• **REQUIREMENT**
Output all of the data below exactly as given.

[start EXTRACTED RECORDS]

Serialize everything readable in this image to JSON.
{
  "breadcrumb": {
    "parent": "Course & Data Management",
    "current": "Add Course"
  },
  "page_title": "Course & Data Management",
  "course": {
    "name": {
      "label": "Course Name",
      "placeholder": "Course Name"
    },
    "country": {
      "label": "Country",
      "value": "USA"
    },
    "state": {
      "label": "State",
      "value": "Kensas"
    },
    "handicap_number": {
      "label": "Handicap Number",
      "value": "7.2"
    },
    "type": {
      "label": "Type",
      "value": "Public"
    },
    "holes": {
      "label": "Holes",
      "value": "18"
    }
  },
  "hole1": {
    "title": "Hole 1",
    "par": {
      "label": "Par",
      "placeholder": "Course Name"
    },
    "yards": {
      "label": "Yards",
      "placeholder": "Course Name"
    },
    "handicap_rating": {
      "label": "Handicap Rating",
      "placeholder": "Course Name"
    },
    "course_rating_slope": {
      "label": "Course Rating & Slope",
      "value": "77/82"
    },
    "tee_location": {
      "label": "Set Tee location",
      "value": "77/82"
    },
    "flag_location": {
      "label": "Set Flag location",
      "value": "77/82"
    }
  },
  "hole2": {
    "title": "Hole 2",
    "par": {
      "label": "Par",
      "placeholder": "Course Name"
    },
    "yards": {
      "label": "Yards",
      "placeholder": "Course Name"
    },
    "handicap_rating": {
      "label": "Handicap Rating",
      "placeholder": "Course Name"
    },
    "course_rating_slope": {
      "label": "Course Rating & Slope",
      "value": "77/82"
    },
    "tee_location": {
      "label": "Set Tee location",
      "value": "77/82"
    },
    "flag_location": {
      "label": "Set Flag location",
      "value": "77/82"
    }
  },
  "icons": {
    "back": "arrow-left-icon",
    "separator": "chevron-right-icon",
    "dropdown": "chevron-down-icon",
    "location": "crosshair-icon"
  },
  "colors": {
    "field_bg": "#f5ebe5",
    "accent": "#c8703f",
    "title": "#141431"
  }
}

[end EXTRACTED RECORDS]

• **OUTPUT BELOW**
Serialize everything readable in this image to JSON.
{
  "breadcrumb": {
    "parent": "Course & Data Management",
    "current": "Add Course"
  },
  "page_title": "Course & Data Management",
  "course": {
    "name": {
      "label": "Course Name",
      "placeholder": "Course Name"
    },
    "country": {
      "label": "Country",
      "value": "USA"
    },
    "state": {
      "label": "State",
      "value": "Kensas"
    },
    "handicap_number": {
      "label": "Handicap Number",
      "value": "7.2"
    },
    "type": {
      "label": "Type",
      "value": "Public"
    },
    "holes": {
      "label": "Holes",
      "value": "18"
    }
  },
  "hole1": {
    "title": "Hole 1",
    "par": {
      "label": "Par",
      "placeholder": "Course Name"
    },
    "yards": {
      "label": "Yards",
      "placeholder": "Course Name"
    },
    "handicap_rating": {
      "label": "Handicap Rating",
      "placeholder": "Course Name"
    },
    "course_rating_slope": {
      "label": "Course Rating & Slope",
      "value": "77/82"
    },
    "tee_location": {
      "label": "Set Tee location",
      "value": "77/82"
    },
    "flag_location": {
      "label": "Set Flag location",
      "value": "77/82"
    }
  },
  "hole2": {
    "title": "Hole 2",
    "par": {
      "label": "Par",
      "placeholder": "Course Name"
    },
    "yards": {
      "label": "Yards",
      "placeholder": "Course Name"
    },
    "handicap_rating": {
      "label": "Handicap Rating",
      "placeholder": "Course Name"
    },
    "course_rating_slope": {
      "label": "Course Rating & Slope",
      "value": "77/82"
    },
    "tee_location": {
      "label": "Set Tee location",
      "value": "77/82"
    },
    "flag_location": {
      "label": "Set Flag location",
      "value": "77/82"
    }
  },
  "icons": {
    "back": "arrow-left-icon",
    "separator": "chevron-right-icon",
    "dropdown": "chevron-down-icon",
    "location": "crosshair-icon"
  },
  "colors": {
    "field_bg": "#f5ebe5",
    "accent": "#c8703f",
    "title": "#141431"
  }
}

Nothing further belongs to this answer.